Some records
— START —

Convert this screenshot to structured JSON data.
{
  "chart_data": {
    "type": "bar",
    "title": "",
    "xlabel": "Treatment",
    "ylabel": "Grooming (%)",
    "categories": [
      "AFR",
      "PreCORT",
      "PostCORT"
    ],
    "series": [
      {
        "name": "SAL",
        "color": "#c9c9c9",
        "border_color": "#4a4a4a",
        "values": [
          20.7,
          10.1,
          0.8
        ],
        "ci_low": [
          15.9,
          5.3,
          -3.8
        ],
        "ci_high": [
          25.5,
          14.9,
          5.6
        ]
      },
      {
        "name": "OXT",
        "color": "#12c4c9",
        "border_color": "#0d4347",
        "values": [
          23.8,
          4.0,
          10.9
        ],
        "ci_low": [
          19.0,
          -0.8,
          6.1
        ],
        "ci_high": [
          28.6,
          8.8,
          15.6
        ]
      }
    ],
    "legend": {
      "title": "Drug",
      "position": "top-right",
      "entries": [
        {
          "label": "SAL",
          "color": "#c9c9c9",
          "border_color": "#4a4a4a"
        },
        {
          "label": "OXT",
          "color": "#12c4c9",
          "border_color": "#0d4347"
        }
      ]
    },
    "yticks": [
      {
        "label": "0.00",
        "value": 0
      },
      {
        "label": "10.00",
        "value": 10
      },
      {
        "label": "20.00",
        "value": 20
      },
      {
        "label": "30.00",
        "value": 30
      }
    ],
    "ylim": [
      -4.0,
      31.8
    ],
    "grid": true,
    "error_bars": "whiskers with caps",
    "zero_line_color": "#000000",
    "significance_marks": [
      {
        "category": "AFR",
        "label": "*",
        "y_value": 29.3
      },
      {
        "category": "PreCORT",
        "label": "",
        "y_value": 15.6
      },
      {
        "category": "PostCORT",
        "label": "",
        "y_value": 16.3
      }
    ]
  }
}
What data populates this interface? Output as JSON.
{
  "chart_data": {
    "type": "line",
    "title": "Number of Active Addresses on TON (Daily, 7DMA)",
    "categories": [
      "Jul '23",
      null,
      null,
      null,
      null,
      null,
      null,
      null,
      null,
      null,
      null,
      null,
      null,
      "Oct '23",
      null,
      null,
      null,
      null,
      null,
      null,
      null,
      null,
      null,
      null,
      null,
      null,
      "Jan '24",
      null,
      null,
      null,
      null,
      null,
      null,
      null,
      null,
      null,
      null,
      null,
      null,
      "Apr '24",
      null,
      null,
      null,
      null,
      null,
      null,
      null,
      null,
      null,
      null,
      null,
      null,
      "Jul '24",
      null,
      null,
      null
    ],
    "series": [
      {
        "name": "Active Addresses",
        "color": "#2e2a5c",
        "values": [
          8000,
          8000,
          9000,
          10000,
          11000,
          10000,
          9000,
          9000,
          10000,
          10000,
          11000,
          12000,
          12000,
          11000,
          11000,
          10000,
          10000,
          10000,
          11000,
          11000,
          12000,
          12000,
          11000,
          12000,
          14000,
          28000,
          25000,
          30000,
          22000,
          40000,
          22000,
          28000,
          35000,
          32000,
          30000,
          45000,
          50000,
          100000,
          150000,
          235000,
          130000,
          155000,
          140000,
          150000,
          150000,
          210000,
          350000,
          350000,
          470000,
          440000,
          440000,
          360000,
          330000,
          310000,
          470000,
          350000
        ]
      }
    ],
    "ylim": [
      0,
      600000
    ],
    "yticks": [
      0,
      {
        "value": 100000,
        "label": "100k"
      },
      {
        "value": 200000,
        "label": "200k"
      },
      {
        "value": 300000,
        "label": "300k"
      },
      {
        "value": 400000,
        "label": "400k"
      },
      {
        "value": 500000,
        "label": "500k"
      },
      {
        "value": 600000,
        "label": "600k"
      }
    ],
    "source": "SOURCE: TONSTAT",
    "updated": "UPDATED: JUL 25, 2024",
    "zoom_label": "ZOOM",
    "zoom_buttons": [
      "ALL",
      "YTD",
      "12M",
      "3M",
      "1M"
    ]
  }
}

— END —

◆ Challenge
Extract all of the data above and output it character for character.

◆ Solution for this task
Convert this screenshot to structured JSON data.
{
  "chart_data": {
    "type": "bar",
    "title": "",
    "xlabel": "Treatment",
    "ylabel": "Grooming (%)",
    "categories": [
      "AFR",
      "PreCORT",
      "PostCORT"
    ],
    "series": [
      {
        "name": "SAL",
        "color": "#c9c9c9",
        "border_color": "#4a4a4a",
        "values": [
          20.7,
          10.1,
          0.8
        ],
        "ci_low": [
          15.9,
          5.3,
          -3.8
        ],
        "ci_high": [
          25.5,
          14.9,
          5.6
        ]
      },
      {
        "name": "OXT",
        "color": "#12c4c9",
        "border_color": "#0d4347",
        "values": [
          23.8,
          4.0,
          10.9
        ],
        "ci_low": [
          19.0,
          -0.8,
          6.1
        ],
        "ci_high": [
          28.6,
          8.8,
          15.6
        ]
      }
    ],
    "legend": {
      "title": "Drug",
      "position": "top-right",
      "entries": [
        {
          "label": "SAL",
          "color": "#c9c9c9",
          "border_color": "#4a4a4a"
        },
        {
          "label": "OXT",
          "color": "#12c4c9",
          "border_color": "#0d4347"
        }
      ]
    },
    "yticks": [
      {
        "label": "0.00",
        "value": 0
      },
      {
        "label": "10.00",
        "value": 10
      },
      {
        "label": "20.00",
        "value": 20
      },
      {
        "label": "30.00",
        "value": 30
      }
    ],
    "ylim": [
      -4.0,
      31.8
    ],
    "grid": true,
    "error_bars": "whiskers with caps",
    "zero_line_color": "#000000",
    "significance_marks": [
      {
        "category": "AFR",
        "label": "*",
        "y_value": 29.3
      },
      {
        "category": "PreCORT",
        "label": "",
        "y_value": 15.6
      },
      {
        "category": "PostCORT",
        "label": "",
        "y_value": 16.3
      }
    ]
  }
}
What data populates this interface? Output as JSON.
{
  "chart_data": {
    "type": "line",
    "title": "Number of Active Addresses on TON (Daily, 7DMA)",
    "categories": [
      "Jul '23",
      null,
      null,
      null,
      null,
      null,
      null,
      null,
      null,
      null,
      null,
      null,
      null,
      "Oct '23",
      null,
      null,
      null,
      null,
      null,
      null,
      null,
      null,
      null,
      null,
      null,
      null,
      "Jan '24",
      null,
      null,
      null,
      null,
      null,
      null,
      null,
      null,
      null,
      null,
      null,
      null,
      "Apr '24",
      null,
      null,
      null,
      null,
      null,
      null,
      null,
      null,
      null,
      null,
      null,
      null,
      "Jul '24",
      null,
      null,
      null
    ],
    "series": [
      {
        "name": "Active Addresses",
        "color": "#2e2a5c",
        "values": [
          8000,
          8000,
          9000,
          10000,
          11000,
          10000,
          9000,
          9000,
          10000,
          10000,
          11000,
          12000,
          12000,
          11000,
          11000,
          10000,
          10000,
          10000,
          11000,
          11000,
          12000,
          12000,
          11000,
          12000,
          14000,
          28000,
          25000,
          30000,
          22000,
          40000,
          22000,
          28000,
          35000,
          32000,
          30000,
          45000,
          50000,
          100000,
          150000,
          235000,
          130000,
          155000,
          140000,
          150000,
          150000,
          210000,
          350000,
          350000,
          470000,
          440000,
          440000,
          360000,
          330000,
          310000,
          470000,
          350000
        ]
      }
    ],
    "ylim": [
      0,
      600000
    ],
    "yticks": [
      0,
      {
        "value": 100000,
        "label": "100k"
      },
      {
        "value": 200000,
        "label": "200k"
      },
      {
        "value": 300000,
        "label": "300k"
      },
      {
        "value": 400000,
        "label": "400k"
      },
      {
        "value": 500000,
        "label": "500k"
      },
      {
        "value": 600000,
        "label": "600k"
      }
    ],
    "source": "SOURCE: TONSTAT",
    "updated": "UPDATED: JUL 25, 2024",
    "zoom_label": "ZOOM",
    "zoom_buttons": [
      "ALL",
      "YTD",
      "12M",
      "3M",
      "1M"
    ]
  }
}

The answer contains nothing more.